== Information given ==

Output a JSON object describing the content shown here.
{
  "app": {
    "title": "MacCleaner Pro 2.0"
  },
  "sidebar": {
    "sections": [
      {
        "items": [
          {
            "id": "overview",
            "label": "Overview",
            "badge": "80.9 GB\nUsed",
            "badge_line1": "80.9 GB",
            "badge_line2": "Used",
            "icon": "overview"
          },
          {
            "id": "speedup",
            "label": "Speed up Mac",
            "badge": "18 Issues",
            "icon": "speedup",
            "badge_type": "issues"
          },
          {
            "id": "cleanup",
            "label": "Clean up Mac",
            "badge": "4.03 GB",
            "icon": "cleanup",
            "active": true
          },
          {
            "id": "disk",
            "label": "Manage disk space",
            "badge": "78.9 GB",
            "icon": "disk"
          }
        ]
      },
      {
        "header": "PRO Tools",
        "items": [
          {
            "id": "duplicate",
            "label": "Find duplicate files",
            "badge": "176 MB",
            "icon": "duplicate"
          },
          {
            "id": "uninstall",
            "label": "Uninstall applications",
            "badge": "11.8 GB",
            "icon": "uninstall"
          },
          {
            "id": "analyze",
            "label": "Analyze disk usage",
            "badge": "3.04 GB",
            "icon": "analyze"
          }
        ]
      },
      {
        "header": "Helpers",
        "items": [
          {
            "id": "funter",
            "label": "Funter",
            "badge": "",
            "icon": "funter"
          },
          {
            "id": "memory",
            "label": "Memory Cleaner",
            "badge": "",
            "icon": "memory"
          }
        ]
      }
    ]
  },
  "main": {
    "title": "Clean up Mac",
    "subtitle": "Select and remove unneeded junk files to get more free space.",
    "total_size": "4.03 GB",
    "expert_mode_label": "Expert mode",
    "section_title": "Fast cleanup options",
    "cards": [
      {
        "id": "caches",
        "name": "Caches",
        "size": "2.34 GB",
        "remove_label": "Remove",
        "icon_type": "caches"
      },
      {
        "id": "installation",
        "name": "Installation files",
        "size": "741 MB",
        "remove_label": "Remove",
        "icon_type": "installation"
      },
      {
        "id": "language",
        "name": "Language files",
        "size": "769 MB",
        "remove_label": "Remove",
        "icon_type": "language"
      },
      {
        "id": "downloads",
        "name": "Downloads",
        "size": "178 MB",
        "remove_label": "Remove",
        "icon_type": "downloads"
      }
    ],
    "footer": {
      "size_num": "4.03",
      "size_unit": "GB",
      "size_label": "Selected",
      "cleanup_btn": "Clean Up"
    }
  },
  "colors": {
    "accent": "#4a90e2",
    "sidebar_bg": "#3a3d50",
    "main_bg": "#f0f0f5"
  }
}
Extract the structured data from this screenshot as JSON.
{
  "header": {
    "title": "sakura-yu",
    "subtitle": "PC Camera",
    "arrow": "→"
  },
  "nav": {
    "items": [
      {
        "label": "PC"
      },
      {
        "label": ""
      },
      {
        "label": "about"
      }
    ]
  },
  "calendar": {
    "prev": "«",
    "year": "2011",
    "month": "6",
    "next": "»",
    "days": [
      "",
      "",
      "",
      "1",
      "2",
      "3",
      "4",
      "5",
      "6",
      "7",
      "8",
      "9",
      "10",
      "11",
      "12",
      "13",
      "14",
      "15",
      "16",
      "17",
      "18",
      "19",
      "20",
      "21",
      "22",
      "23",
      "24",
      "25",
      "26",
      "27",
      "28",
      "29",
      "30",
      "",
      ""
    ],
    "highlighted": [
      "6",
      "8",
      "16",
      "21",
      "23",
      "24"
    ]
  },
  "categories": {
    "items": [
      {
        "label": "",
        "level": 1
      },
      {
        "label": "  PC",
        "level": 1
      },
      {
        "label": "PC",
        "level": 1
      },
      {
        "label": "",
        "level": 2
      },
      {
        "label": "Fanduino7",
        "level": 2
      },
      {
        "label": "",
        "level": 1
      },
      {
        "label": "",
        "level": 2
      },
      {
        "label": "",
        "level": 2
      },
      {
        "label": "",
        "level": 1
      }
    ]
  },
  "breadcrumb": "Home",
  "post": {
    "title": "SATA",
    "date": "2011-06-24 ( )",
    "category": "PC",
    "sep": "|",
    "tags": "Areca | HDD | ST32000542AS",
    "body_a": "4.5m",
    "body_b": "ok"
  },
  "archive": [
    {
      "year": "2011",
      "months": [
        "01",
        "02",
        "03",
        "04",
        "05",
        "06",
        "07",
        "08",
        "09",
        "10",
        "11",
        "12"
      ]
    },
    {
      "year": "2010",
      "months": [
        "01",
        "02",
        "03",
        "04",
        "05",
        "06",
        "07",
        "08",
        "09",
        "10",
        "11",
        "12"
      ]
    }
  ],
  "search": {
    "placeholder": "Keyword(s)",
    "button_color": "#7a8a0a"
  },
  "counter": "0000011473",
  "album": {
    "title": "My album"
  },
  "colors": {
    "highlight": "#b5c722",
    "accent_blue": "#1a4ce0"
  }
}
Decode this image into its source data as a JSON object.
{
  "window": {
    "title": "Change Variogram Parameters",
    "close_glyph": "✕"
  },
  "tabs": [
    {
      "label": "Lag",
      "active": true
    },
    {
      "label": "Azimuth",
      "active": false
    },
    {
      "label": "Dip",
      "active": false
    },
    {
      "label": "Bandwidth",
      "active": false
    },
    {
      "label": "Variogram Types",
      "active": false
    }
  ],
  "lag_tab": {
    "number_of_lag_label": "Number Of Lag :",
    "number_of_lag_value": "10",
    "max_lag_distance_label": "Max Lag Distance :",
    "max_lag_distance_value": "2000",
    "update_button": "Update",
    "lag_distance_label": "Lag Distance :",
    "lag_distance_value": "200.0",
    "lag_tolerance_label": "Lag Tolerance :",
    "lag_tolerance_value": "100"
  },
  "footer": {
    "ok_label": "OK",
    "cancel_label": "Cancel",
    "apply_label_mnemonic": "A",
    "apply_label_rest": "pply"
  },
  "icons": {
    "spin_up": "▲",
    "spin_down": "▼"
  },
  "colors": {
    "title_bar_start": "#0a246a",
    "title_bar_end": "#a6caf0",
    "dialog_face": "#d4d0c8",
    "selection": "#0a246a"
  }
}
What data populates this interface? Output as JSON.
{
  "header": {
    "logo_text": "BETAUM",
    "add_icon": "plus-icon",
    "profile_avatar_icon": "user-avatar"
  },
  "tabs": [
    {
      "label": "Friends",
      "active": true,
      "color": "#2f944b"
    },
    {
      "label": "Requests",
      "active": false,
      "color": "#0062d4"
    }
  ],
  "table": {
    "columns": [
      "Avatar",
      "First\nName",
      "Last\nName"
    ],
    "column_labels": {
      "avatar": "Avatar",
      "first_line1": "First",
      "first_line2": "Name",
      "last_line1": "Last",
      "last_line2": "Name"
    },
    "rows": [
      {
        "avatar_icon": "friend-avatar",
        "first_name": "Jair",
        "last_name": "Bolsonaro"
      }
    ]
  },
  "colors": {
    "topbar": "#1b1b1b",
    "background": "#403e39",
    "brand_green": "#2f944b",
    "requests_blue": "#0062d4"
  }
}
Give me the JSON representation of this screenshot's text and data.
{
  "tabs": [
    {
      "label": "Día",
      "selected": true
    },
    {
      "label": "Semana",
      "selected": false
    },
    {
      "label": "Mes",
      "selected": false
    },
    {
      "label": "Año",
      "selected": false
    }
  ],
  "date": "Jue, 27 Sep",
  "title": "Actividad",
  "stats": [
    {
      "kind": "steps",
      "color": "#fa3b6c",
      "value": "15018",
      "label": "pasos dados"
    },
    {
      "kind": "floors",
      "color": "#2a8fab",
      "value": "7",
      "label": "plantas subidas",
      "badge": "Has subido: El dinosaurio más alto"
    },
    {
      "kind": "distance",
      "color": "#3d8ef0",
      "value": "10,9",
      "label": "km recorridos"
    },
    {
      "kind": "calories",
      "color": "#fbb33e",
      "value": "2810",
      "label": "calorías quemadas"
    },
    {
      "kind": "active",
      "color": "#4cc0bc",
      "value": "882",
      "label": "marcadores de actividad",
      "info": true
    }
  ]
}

== Task statement ==
Copy the lines from the entries above in which the word "disk" appears.

== Written answer ==
            "id": "disk",
            "label": "Manage disk space",
            "icon": "disk"
            "label": "Analyze disk usage",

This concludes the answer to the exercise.